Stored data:
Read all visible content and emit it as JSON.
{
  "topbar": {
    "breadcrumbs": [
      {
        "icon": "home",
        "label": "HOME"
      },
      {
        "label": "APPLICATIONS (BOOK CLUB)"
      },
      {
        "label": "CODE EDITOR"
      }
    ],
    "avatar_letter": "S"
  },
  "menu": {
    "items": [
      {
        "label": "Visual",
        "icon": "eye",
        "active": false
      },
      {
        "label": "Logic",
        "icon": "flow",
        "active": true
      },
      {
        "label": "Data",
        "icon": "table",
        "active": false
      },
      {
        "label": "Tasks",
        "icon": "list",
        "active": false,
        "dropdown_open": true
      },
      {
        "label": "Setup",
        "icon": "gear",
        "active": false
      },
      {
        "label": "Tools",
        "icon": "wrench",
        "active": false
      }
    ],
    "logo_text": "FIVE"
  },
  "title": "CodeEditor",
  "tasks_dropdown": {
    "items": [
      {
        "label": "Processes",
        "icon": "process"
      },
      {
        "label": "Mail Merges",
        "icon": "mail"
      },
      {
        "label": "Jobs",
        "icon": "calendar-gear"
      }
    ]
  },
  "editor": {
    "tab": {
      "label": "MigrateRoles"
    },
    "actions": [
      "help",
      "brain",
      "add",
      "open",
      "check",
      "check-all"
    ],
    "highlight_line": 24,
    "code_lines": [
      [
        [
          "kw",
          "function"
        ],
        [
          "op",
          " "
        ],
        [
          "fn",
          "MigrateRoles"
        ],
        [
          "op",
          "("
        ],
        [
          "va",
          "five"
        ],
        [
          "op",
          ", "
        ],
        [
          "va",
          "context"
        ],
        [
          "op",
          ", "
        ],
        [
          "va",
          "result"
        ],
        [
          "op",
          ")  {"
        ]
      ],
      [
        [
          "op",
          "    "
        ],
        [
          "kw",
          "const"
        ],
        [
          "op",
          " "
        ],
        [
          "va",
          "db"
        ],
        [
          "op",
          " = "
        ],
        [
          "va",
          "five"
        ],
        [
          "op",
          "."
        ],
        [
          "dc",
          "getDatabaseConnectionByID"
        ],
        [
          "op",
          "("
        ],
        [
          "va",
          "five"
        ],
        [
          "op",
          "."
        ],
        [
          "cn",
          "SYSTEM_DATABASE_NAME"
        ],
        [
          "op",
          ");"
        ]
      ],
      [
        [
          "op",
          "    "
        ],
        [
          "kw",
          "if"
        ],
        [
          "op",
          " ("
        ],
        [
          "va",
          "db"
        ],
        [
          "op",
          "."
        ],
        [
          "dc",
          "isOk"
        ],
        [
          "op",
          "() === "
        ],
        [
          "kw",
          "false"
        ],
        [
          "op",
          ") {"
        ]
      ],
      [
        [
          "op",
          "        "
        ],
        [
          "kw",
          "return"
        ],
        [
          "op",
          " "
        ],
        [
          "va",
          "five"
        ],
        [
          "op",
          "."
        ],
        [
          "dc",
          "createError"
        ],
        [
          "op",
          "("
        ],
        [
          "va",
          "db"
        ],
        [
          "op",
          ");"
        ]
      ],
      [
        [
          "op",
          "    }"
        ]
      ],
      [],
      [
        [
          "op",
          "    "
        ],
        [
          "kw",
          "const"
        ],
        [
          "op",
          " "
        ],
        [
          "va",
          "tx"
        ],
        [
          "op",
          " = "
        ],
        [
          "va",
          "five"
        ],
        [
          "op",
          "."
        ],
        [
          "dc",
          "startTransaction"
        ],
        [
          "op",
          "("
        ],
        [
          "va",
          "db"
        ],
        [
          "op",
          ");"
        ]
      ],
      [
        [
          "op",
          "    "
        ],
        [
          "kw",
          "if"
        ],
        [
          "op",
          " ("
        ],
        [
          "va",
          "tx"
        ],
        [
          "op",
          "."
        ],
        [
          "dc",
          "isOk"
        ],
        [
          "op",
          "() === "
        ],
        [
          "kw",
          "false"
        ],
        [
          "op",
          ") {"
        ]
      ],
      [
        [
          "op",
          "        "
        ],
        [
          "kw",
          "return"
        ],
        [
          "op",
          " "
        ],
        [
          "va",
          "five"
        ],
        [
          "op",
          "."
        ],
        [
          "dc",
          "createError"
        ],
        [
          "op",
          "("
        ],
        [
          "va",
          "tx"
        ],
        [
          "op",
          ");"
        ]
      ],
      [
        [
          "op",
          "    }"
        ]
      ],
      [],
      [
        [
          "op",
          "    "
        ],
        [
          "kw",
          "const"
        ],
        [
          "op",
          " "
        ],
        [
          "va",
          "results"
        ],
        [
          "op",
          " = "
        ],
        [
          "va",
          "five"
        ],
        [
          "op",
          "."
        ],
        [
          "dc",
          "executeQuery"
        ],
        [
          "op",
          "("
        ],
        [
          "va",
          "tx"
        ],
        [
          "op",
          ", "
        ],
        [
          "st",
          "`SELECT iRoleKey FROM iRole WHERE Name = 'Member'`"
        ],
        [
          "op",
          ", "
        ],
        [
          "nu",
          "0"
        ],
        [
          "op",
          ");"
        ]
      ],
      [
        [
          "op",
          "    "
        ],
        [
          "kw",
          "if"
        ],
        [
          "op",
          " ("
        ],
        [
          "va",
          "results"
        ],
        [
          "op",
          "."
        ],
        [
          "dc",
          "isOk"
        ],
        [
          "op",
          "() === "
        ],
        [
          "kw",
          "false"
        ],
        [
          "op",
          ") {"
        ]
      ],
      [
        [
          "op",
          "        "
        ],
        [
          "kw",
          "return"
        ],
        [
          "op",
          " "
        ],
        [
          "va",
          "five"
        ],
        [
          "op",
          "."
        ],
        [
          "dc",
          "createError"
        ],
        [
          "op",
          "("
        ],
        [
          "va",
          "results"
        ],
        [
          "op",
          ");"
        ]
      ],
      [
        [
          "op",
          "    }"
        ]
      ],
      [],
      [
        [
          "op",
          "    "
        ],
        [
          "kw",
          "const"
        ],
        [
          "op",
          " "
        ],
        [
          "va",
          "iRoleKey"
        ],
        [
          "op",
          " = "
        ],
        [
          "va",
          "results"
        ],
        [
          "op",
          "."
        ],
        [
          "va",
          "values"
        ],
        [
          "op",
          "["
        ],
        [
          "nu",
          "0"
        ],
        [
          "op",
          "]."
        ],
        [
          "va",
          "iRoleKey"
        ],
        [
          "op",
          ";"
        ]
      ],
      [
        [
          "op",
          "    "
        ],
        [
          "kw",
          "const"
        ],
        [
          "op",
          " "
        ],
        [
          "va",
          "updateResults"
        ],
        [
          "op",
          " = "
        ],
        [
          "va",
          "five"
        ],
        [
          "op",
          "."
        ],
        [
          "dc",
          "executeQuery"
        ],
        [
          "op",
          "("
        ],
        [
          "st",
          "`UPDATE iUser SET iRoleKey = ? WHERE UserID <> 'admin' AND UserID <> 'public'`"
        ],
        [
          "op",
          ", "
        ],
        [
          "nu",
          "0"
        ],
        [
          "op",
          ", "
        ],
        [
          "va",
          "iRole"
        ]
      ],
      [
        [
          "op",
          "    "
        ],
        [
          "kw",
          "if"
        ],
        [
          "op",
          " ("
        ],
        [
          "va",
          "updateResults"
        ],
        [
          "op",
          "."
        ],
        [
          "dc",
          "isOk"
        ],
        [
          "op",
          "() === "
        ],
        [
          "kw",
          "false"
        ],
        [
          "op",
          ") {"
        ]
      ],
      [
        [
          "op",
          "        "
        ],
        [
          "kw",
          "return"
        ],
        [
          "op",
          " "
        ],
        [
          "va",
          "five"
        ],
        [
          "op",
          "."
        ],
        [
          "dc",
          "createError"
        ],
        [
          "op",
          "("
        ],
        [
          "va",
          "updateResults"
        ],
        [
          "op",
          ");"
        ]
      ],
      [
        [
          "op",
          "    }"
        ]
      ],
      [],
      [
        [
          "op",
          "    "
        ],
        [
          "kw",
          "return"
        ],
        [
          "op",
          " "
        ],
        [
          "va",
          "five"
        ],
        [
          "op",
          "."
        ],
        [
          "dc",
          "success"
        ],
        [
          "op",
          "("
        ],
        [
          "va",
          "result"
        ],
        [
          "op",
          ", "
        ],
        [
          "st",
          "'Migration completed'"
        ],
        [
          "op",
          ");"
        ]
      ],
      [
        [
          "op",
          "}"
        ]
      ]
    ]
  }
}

### Problem to work on
Keep only those lines of the records that hold "WHERE", and return them.

### Exercise result
          "`SELECT iRoleKey FROM iRole WHERE Name = 'Member'`"
          "`UPDATE iUser SET iRoleKey = ? WHERE UserID <> 'admin' AND UserID <> 'public'`"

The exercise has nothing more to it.